# [TASK PROMPT]
According to the mailing-list post on the date command failing for year 1900, what operating system is the writer using?

# [PASSAGE]
+-------+
1.7.9 : date command fails for year 1900

cygwin cygwin@overbearing.org
Sun Jan 22 20:38:00 GMT 2012


Thanks for corroborating my finding.  Does anybody else think it is odd 
that this has not been pointed out before?  Why would date use signed 
long integers to hold numbers of seconds?  You would think this problem 
would have been detected in like 1974 or so.  Do I just suck it up, or 
is there a work around for this?  I am on 32bit winXP if it helps any.
+-------+
[Collected data entries]
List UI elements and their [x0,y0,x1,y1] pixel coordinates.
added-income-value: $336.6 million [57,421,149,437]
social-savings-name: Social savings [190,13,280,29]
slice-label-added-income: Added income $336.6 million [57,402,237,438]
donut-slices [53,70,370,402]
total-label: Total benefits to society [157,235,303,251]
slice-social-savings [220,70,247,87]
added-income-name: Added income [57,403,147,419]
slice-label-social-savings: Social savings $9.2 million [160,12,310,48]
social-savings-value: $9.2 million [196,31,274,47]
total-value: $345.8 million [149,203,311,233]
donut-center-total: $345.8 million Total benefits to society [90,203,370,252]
+-------+
# [ANSWER TO THIS TASK]
32-bit Windows XP.